[Entries with figure data]
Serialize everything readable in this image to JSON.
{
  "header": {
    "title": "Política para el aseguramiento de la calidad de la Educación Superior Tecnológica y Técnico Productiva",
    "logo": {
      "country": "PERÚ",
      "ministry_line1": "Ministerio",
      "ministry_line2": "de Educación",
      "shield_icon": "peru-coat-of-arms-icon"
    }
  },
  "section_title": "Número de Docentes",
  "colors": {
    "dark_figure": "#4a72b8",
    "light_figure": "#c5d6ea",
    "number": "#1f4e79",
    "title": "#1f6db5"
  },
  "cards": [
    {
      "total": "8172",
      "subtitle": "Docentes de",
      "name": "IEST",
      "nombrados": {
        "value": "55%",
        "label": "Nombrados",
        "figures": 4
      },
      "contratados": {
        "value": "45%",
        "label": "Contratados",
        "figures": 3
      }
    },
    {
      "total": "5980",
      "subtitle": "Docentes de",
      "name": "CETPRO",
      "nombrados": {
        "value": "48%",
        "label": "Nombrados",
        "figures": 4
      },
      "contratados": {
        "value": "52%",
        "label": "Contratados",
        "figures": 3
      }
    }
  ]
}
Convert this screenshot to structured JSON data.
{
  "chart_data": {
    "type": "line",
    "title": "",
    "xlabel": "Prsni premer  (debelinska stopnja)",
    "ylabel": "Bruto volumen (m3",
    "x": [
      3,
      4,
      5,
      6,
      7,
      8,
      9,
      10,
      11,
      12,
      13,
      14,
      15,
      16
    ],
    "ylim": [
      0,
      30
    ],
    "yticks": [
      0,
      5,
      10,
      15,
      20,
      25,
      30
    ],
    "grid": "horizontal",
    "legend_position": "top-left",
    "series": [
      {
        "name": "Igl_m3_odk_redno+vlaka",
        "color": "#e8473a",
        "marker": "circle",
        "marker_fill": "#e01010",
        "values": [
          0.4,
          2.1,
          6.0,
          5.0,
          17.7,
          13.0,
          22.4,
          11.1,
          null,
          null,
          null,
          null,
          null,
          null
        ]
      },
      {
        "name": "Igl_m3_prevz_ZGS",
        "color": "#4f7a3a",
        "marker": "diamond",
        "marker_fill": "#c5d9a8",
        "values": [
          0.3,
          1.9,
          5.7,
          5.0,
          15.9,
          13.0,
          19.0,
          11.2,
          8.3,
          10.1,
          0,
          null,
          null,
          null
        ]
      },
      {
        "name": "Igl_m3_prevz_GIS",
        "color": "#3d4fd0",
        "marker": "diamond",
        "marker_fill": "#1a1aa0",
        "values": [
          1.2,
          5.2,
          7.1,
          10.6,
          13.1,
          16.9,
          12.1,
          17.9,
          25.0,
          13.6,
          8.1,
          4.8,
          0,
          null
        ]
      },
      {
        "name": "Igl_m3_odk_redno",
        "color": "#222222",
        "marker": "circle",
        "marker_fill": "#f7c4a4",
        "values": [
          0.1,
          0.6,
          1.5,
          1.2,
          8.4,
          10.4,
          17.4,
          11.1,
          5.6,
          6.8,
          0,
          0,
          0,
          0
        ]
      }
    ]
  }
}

### [PROBLEM TO WORK ON]
Every record should be given again exactly.

### [RESULT OF THE TASK]
Serialize everything readable in this image to JSON.
{
  "header": {
    "title": "Política para el aseguramiento de la calidad de la Educación Superior Tecnológica y Técnico Productiva",
    "logo": {
      "country": "PERÚ",
      "ministry_line1": "Ministerio",
      "ministry_line2": "de Educación",
      "shield_icon": "peru-coat-of-arms-icon"
    }
  },
  "section_title": "Número de Docentes",
  "colors": {
    "dark_figure": "#4a72b8",
    "light_figure": "#c5d6ea",
    "number": "#1f4e79",
    "title": "#1f6db5"
  },
  "cards": [
    {
      "total": "8172",
      "subtitle": "Docentes de",
      "name": "IEST",
      "nombrados": {
        "value": "55%",
        "label": "Nombrados",
        "figures": 4
      },
      "contratados": {
        "value": "45%",
        "label": "Contratados",
        "figures": 3
      }
    },
    {
      "total": "5980",
      "subtitle": "Docentes de",
      "name": "CETPRO",
      "nombrados": {
        "value": "48%",
        "label": "Nombrados",
        "figures": 4
      },
      "contratados": {
        "value": "52%",
        "label": "Contratados",
        "figures": 3
      }
    }
  ]
}
Convert this screenshot to structured JSON data.
{
  "chart_data": {
    "type": "line",
    "title": "",
    "xlabel": "Prsni premer  (debelinska stopnja)",
    "ylabel": "Bruto volumen (m3",
    "x": [
      3,
      4,
      5,
      6,
      7,
      8,
      9,
      10,
      11,
      12,
      13,
      14,
      15,
      16
    ],
    "ylim": [
      0,
      30
    ],
    "yticks": [
      0,
      5,
      10,
      15,
      20,
      25,
      30
    ],
    "grid": "horizontal",
    "legend_position": "top-left",
    "series": [
      {
        "name": "Igl_m3_odk_redno+vlaka",
        "color": "#e8473a",
        "marker": "circle",
        "marker_fill": "#e01010",
        "values": [
          0.4,
          2.1,
          6.0,
          5.0,
          17.7,
          13.0,
          22.4,
          11.1,
          null,
          null,
          null,
          null,
          null,
          null
        ]
      },
      {
        "name": "Igl_m3_prevz_ZGS",
        "color": "#4f7a3a",
        "marker": "diamond",
        "marker_fill": "#c5d9a8",
        "values": [
          0.3,
          1.9,
          5.7,
          5.0,
          15.9,
          13.0,
          19.0,
          11.2,
          8.3,
          10.1,
          0,
          null,
          null,
          null
        ]
      },
      {
        "name": "Igl_m3_prevz_GIS",
        "color": "#3d4fd0",
        "marker": "diamond",
        "marker_fill": "#1a1aa0",
        "values": [
          1.2,
          5.2,
          7.1,
          10.6,
          13.1,
          16.9,
          12.1,
          17.9,
          25.0,
          13.6,
          8.1,
          4.8,
          0,
          null
        ]
      },
      {
        "name": "Igl_m3_odk_redno",
        "color": "#222222",
        "marker": "circle",
        "marker_fill": "#f7c4a4",
        "values": [
          0.1,
          0.6,
          1.5,
          1.2,
          8.4,
          10.4,
          17.4,
          11.1,
          5.6,
          6.8,
          0,
          0,
          0,
          0
        ]
      }
    ]
  }
}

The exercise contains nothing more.